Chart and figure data
##########
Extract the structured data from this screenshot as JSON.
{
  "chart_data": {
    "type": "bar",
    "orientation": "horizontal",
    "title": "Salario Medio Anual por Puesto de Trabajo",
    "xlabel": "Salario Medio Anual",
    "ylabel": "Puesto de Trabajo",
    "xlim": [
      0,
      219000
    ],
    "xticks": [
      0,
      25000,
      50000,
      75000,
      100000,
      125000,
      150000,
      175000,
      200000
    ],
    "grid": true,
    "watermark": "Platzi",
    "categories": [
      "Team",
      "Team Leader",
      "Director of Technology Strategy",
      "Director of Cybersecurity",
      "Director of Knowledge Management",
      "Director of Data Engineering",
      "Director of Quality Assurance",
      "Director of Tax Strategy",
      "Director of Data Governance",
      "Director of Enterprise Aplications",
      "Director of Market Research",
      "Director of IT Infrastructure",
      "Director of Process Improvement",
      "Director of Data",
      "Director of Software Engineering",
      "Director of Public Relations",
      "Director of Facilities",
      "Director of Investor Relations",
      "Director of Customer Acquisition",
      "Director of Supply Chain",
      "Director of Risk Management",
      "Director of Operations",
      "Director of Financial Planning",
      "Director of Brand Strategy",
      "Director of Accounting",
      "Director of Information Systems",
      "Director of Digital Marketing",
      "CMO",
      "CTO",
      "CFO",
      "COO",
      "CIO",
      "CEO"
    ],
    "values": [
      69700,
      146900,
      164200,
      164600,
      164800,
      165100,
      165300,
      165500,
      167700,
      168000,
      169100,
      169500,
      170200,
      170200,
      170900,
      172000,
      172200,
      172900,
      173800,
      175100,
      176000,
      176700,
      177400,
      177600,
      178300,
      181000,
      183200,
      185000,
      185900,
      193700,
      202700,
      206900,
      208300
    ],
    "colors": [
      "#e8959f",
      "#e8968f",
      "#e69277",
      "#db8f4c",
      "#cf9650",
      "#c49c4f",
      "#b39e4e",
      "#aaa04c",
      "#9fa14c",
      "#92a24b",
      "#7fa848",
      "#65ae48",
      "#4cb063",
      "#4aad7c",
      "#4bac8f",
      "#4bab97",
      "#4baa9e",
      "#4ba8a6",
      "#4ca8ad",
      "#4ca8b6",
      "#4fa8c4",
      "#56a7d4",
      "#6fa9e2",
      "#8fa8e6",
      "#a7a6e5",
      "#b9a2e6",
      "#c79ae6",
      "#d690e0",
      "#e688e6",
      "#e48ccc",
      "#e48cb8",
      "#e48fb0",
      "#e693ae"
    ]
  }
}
##########
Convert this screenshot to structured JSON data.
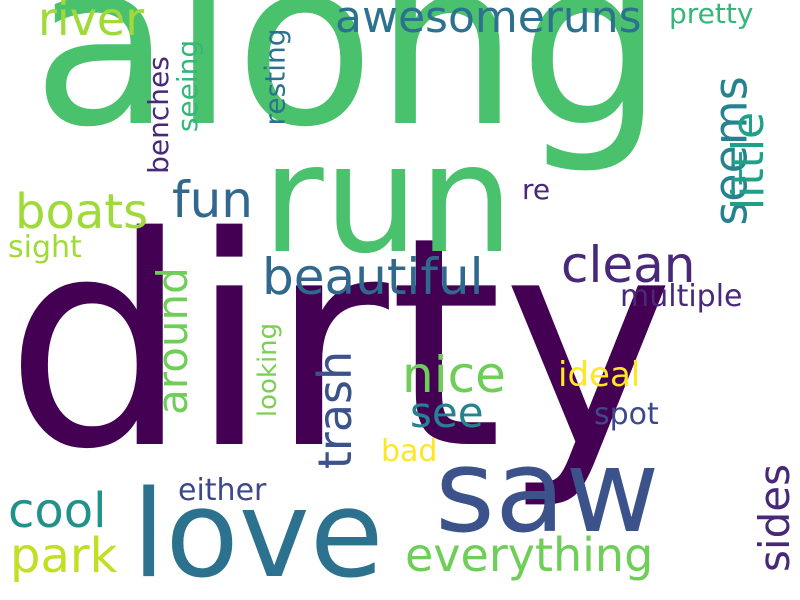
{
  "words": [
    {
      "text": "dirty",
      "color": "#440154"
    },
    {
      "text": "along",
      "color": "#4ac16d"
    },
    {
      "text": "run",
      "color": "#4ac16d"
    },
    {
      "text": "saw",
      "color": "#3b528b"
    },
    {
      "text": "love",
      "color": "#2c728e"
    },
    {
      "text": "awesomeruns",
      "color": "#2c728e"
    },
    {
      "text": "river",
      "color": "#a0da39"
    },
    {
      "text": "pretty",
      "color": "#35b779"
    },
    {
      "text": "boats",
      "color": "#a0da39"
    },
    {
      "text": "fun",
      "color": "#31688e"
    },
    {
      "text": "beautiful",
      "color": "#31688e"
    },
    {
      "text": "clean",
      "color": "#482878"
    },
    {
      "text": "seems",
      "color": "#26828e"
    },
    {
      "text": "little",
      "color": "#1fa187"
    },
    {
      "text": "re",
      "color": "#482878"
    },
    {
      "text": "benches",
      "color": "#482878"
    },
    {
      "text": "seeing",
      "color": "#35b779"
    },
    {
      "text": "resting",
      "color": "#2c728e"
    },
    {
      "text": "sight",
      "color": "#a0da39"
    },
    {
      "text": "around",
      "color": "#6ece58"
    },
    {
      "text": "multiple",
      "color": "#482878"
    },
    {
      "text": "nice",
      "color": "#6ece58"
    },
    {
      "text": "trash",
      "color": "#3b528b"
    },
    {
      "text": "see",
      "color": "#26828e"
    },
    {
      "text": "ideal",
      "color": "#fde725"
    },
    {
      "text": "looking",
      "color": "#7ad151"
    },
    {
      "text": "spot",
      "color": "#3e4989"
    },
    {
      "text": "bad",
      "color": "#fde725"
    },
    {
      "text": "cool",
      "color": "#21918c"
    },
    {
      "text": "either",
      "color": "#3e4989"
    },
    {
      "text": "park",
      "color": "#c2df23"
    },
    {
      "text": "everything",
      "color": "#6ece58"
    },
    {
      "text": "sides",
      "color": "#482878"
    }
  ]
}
##########
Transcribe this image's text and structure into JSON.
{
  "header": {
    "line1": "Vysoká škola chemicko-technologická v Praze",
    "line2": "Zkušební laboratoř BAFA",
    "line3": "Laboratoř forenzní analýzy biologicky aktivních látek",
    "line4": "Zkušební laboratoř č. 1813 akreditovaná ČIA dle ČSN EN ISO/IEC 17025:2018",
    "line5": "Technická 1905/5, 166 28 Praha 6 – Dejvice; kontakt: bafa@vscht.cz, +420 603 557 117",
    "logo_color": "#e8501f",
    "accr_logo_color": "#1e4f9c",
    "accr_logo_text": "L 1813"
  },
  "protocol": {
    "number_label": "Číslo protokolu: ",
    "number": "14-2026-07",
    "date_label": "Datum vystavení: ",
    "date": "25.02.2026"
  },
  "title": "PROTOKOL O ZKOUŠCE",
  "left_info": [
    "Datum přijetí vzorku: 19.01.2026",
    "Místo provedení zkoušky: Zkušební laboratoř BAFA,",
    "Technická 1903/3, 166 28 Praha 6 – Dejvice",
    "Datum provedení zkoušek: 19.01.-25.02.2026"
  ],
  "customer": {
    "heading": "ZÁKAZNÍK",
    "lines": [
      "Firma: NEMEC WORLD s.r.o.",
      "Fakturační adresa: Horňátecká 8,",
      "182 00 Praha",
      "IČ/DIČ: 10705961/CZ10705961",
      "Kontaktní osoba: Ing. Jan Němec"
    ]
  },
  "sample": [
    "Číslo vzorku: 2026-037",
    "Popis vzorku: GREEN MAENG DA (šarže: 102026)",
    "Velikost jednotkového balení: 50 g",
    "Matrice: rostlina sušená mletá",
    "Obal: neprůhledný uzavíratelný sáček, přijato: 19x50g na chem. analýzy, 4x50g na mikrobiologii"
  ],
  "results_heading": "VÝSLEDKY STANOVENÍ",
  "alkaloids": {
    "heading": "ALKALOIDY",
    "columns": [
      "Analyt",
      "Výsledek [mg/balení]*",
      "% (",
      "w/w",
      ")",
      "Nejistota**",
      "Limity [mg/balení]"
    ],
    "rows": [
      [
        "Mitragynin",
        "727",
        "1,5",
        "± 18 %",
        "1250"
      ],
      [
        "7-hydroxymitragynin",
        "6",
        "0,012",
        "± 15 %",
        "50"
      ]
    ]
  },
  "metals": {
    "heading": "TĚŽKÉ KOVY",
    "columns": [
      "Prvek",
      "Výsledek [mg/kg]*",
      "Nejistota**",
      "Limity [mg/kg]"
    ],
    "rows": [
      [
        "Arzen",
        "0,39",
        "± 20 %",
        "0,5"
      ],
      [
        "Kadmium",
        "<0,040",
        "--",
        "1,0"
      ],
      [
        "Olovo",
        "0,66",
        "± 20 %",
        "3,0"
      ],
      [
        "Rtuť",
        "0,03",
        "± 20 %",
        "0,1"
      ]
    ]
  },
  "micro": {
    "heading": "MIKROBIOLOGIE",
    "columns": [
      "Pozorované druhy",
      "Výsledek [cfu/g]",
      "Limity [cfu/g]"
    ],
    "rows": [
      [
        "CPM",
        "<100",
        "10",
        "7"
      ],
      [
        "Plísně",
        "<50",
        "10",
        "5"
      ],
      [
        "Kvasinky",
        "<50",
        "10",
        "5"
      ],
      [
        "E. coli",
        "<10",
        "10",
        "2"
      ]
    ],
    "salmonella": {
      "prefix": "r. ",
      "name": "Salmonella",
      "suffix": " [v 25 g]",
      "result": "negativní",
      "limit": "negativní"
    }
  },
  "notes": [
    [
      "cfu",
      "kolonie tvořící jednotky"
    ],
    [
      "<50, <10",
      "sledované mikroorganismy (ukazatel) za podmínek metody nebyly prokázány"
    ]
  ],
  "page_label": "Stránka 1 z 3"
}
##########
*Exercise directions*:
In the records above, find each line that holds the word "Salario"; copy all such lines.

*Written solution*:
    "title": "Salario Medio Anual por Puesto de Trabajo",
    "xlabel": "Salario Medio Anual",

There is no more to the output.